IBM today announced a materials science breakthrough at the
atomic level that could pave the way for a new class of non-volatile memory and
logic chips that would use less power than today’s silicon based devices. Rather
than using conventional electrical means that operate today’s semiconducting
devices, IBM’s scientists discovered a new way to operate chips using tiny ionic
currents, which are streams of charged atoms that could mimic the event-driven
way in which the human brain operates.
Optical image of a typical ionic liquid (IL) gated device with a droplet of IL on top of the gate electrode and the oxide channel. The gold squares are pads used to make contact to the device via wire-bonding. On right is the magnified image of the device showing the channel (brownish yellow) and the gold electrical contacts (bright yellow). The contacts on the right and left of the channel are the source and drain contacts. The four other contact are used for 4-wire resistance & Hall measurements. (Credit: IBM)
Today’s computers typically use semiconductors made with CMOS process technologies and it was long thought that these chips would double in performance and decrease in size and cost every two years. But the materials and techniques to develop and build CMOS chips are rapidly approaching physical and performance limitations and new solutions may soon be needed to develop high performance and low-power devices.
IBM research scientists showed that it is possible to reversibly transform metal oxides between insulating and conductive states by the insertion and removal of oxygen ions driven by electric fields at oxide-liquid interfaces. Once the oxide materials, which are innately insulating, are transformed into a conducting state, the IBM experiments showed that the materials maintain a stable metallic state even when power to the device is removed. This non-volatile property means that chips using devices that operate using this novel phenomenon could be used to store and transport data in a more efficient, event-driven manner instead of requiring the state of the devices to be maintained by constant electrical currents.
“Our ability to understand and control matter at atomic scale dimensions allows us to engineer new materials and devices that operate on entirely different principles than the silicon based information technologies of today,” said Dr. Stuart Parkin, an IBM Fellow at IBM Research. “Going beyond today’s charge-based devices to those that use miniscule ionic currents to reversibly control the state of matter has the potential for new types of mobile devices. Using these devices and concepts in novel three-dimensional architectures could prevent the information technology industry from hitting a technology brick wall.”

- [DATA TO PROCESS]
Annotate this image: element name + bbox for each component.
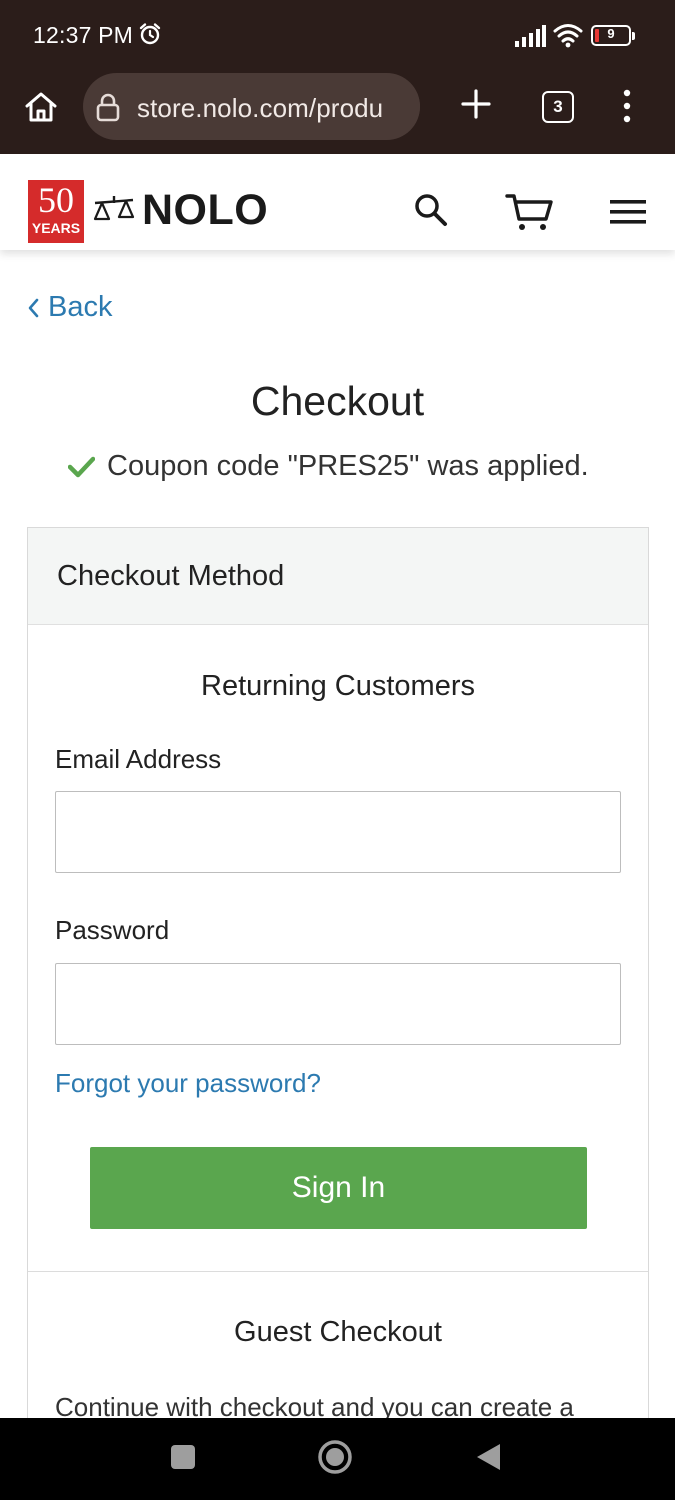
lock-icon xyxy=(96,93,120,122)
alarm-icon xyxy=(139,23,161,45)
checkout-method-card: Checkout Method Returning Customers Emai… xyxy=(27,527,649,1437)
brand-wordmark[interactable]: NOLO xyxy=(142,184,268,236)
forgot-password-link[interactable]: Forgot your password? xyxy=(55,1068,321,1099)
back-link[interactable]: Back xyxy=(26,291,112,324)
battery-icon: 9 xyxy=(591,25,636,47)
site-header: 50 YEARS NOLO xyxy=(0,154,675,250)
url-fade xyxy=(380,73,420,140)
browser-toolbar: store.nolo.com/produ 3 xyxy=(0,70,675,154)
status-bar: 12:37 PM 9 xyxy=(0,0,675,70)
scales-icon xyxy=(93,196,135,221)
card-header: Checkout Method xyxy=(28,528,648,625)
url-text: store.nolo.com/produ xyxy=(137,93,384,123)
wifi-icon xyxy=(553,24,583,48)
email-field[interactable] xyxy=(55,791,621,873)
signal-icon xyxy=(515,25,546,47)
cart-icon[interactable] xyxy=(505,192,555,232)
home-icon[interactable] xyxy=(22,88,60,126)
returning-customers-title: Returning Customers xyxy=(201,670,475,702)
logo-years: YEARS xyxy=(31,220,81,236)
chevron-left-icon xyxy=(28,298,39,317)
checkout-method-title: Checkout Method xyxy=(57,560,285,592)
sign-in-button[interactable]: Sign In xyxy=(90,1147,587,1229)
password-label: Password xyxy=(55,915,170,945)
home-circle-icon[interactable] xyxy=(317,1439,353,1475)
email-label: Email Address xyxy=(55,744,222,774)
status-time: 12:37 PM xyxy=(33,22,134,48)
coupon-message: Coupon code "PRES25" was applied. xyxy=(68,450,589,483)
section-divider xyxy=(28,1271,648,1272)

- [LIST OF TASKS]
a – Change "interactable" to "clickable" in the records, starting with the line with "lock-icon xyxy=(96,93,120,122)" and going on through the line with "status-time: 12:37 PM xyxy=(33,22,134,48)", and keep everything else the same. Return only those lines.
b – Write what comes next in the article on IBM's ionic-current chip research, starting after its final sentence.

- [ANSWERS TO THE EXERCISES]
a –
lock-icon xyxy=(96,93,120,122)
alarm-icon xyxy=(139,23,161,45)
checkout-method-card: Checkout Method Returning Customers Emai… xyxy=(27,527,649,1437)
brand-wordmark[clickable]: NOLO xyxy=(142,184,268,236)
forgot-password-link[clickable]: Forgot your password? xyxy=(55,1068,321,1099)
back-link[clickable]: Back xyxy=(26,291,112,324)
battery-icon: 9 xyxy=(591,25,636,47)
site-header: 50 YEARS NOLO xyxy=(0,154,675,250)
url-fade xyxy=(380,73,420,140)
browser-toolbar: store.nolo.com/produ 3 xyxy=(0,70,675,154)
status-bar: 12:37 PM 9 xyxy=(0,0,675,70)
scales-icon xyxy=(93,196,135,221)
card-header: Checkout Method xyxy=(28,528,648,625)
url-text: store.nolo.com/produ xyxy=(137,93,384,123)
wifi-icon xyxy=(553,24,583,48)
email-field[clickable] xyxy=(55,791,621,873)
signal-icon xyxy=(515,25,546,47)
cart-icon[clickable] xyxy=(505,192,555,232)
home-icon[clickable] xyxy=(22,88,60,126)
returning-customers-title: Returning Customers xyxy=(201,670,475,702)
logo-years: YEARS xyxy=(31,220,81,236)
chevron-left-icon xyxy=(28,298,39,317)
checkout-method-title: Checkout Method xyxy=(57,560,285,592)
sign-in-button[clickable]: Sign In xyxy=(90,1147,587,1229)
password-label: Password xyxy=(55,915,170,945)
home-circle-icon[clickable] xyxy=(317,1439,353,1475)
email-label: Email Address xyxy=(55,744,222,774)
status-time: 12:37 PM xyxy=(33,22,134,48)

b –
To achieve this breakthrough, IBM researchers applied a positively charged ionic liquid electrolyte to an insulating oxide material - vanadium dioxide - and successfully converted the material to a metallic state. The material held its metallic state until a negatively charged ionic liquid electrolyte was applied, to convert it back to its original, insulating state.
Such metal to insulator transition materials have been extensively researched for a number of years. However, contrary to earlier conclusions, IBM discovered that it is the removal and injection of oxygen into the metal oxides that is responsible for the changes in state of the oxide material when subjected to intense electric fields.
The transition from a conducting state to an insulating state has also previously been obtained by changing the temperature or applying an external stress, both of which do not lend themselves to device applications.
ABSTRACT - Electrolyte gating with ionic liquids is a powerful tool for inducing novel conducting phases in correlated insulators. An archetypal correlated material is vanadium dioxide (VO2), which is insulating only at temperatures below a characteristic phase transition temperature. We show that electrolyte gating of epitaxial thin films of VO2 suppresses the metal-to-insulator transition and stabilizes the metallic phase to temperatures below 5 kelvin, even after the ionic liquid is completely removed. We found that electrolyte gating of VO2 leads not to electrostatically induced carriers but instead to the electric field–induced creation of oxygen vacancies, with consequent migration of oxygen from the oxide film into the ionic liquid. This mechanism should be taken into account in the interpretation of ionic liquid gating experiments.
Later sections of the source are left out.